▶ _DO THIS_:
Reproduce the listing below exactly. Pictures do not belong in the copy.

▶ _ENTRIES SUPPLIED_:
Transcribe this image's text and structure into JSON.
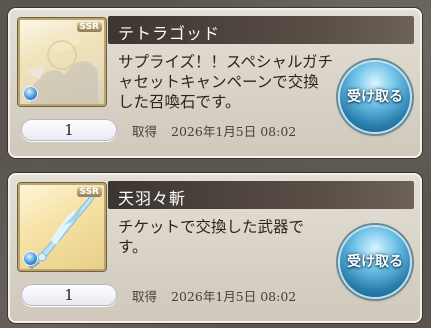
{
  "items": [
    {
      "name": "テトラゴッド",
      "rarity": "SSR",
      "description": "サプライズ！！スペシャルガチャセットキャンペーンで交換した召喚石です。",
      "quantity": "1",
      "acquired_label": "取得",
      "acquired_date": "2026年1月5日 08:02",
      "receive_label": "受け取る",
      "thumb_icon": "summon-stone-icon"
    },
    {
      "name": "天羽々斬",
      "rarity": "SSR",
      "description": "チケットで交換した武器です。",
      "quantity": "1",
      "acquired_label": "取得",
      "acquired_date": "2026年1月5日 08:02",
      "receive_label": "受け取る",
      "thumb_icon": "sword-icon"
    }
  ],
  "colors": {
    "name_bar": "#3c3530",
    "card_bg": "#e4dfd6",
    "receive_button": "#2a7fae"
  }
}
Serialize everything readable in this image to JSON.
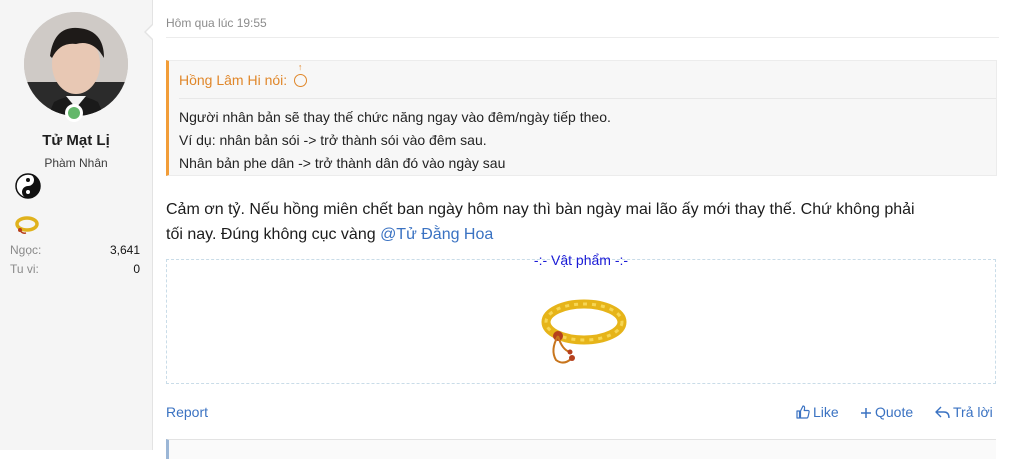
{
  "author": {
    "name": "Tử Mạt Lị",
    "title": "Phàm Nhân",
    "stats": [
      {
        "label": "Ngọc:",
        "value": "3,641"
      },
      {
        "label": "Tu vi:",
        "value": "0"
      }
    ]
  },
  "post": {
    "timestamp": "Hôm qua lúc 19:55",
    "quote": {
      "attribution": "Hồng Lâm Hi nói:",
      "lines": [
        "Người nhân bản sẽ thay thế chức năng ngay vào đêm/ngày tiếp theo.",
        "Ví dụ: nhân bản sói -> trở thành sói vào đêm sau.",
        "Nhân bản phe dân -> trở thành dân đó vào ngày sau"
      ]
    },
    "message_line1": "Cảm ơn tỷ. Nếu hồng miên chết ban ngày hôm nay thì bàn ngày mai lão ấy mới thay thế. Chứ không phải",
    "message_line2_prefix": "tối nay. Đúng không cục vàng ",
    "mention": "@Tử Đằng Hoa",
    "item_title": "-:- Vật phẩm -:-"
  },
  "actions": {
    "report": "Report",
    "like": "Like",
    "quote": "Quote",
    "reply": "Trả lời"
  },
  "colors": {
    "accent_link": "#3a72c2",
    "quote_accent": "#e0872a",
    "item_title": "#1a1ad6",
    "online": "#63b76a"
  },
  "icons": [
    "online-indicator-icon",
    "yinyang-icon",
    "bracelet-icon",
    "arrow-up-circle-icon",
    "thumbs-up-icon",
    "plus-icon",
    "reply-icon"
  ]
}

▶ _SOLUTION FOR THIS TASK_:
Transcribe this image's text and structure into JSON.
{
  "items": [
    {
      "name": "テトラゴッド",
      "rarity": "SSR",
      "description": "サプライズ！！スペシャルガチャセットキャンペーンで交換した召喚石です。",
      "quantity": "1",
      "acquired_label": "取得",
      "acquired_date": "2026年1月5日 08:02",
      "receive_label": "受け取る",
      "thumb_icon": "summon-stone-icon"
    },
    {
      "name": "天羽々斬",
      "rarity": "SSR",
      "description": "チケットで交換した武器です。",
      "quantity": "1",
      "acquired_label": "取得",
      "acquired_date": "2026年1月5日 08:02",
      "receive_label": "受け取る",
      "thumb_icon": "sword-icon"
    }
  ],
  "colors": {
    "name_bar": "#3c3530",
    "card_bg": "#e4dfd6",
    "receive_button": "#2a7fae"
  }
}
Serialize everything readable in this image to JSON.
{
  "author": {
    "name": "Tử Mạt Lị",
    "title": "Phàm Nhân",
    "stats": [
      {
        "label": "Ngọc:",
        "value": "3,641"
      },
      {
        "label": "Tu vi:",
        "value": "0"
      }
    ]
  },
  "post": {
    "timestamp": "Hôm qua lúc 19:55",
    "quote": {
      "attribution": "Hồng Lâm Hi nói:",
      "lines": [
        "Người nhân bản sẽ thay thế chức năng ngay vào đêm/ngày tiếp theo.",
        "Ví dụ: nhân bản sói -> trở thành sói vào đêm sau.",
        "Nhân bản phe dân -> trở thành dân đó vào ngày sau"
      ]
    },
    "message_line1": "Cảm ơn tỷ. Nếu hồng miên chết ban ngày hôm nay thì bàn ngày mai lão ấy mới thay thế. Chứ không phải",
    "message_line2_prefix": "tối nay. Đúng không cục vàng ",
    "mention": "@Tử Đằng Hoa",
    "item_title": "-:- Vật phẩm -:-"
  },
  "actions": {
    "report": "Report",
    "like": "Like",
    "quote": "Quote",
    "reply": "Trả lời"
  },
  "colors": {
    "accent_link": "#3a72c2",
    "quote_accent": "#e0872a",
    "item_title": "#1a1ad6",
    "online": "#63b76a"
  },
  "icons": [
    "online-indicator-icon",
    "yinyang-icon",
    "bracelet-icon",
    "arrow-up-circle-icon",
    "thumbs-up-icon",
    "plus-icon",
    "reply-icon"
  ]
}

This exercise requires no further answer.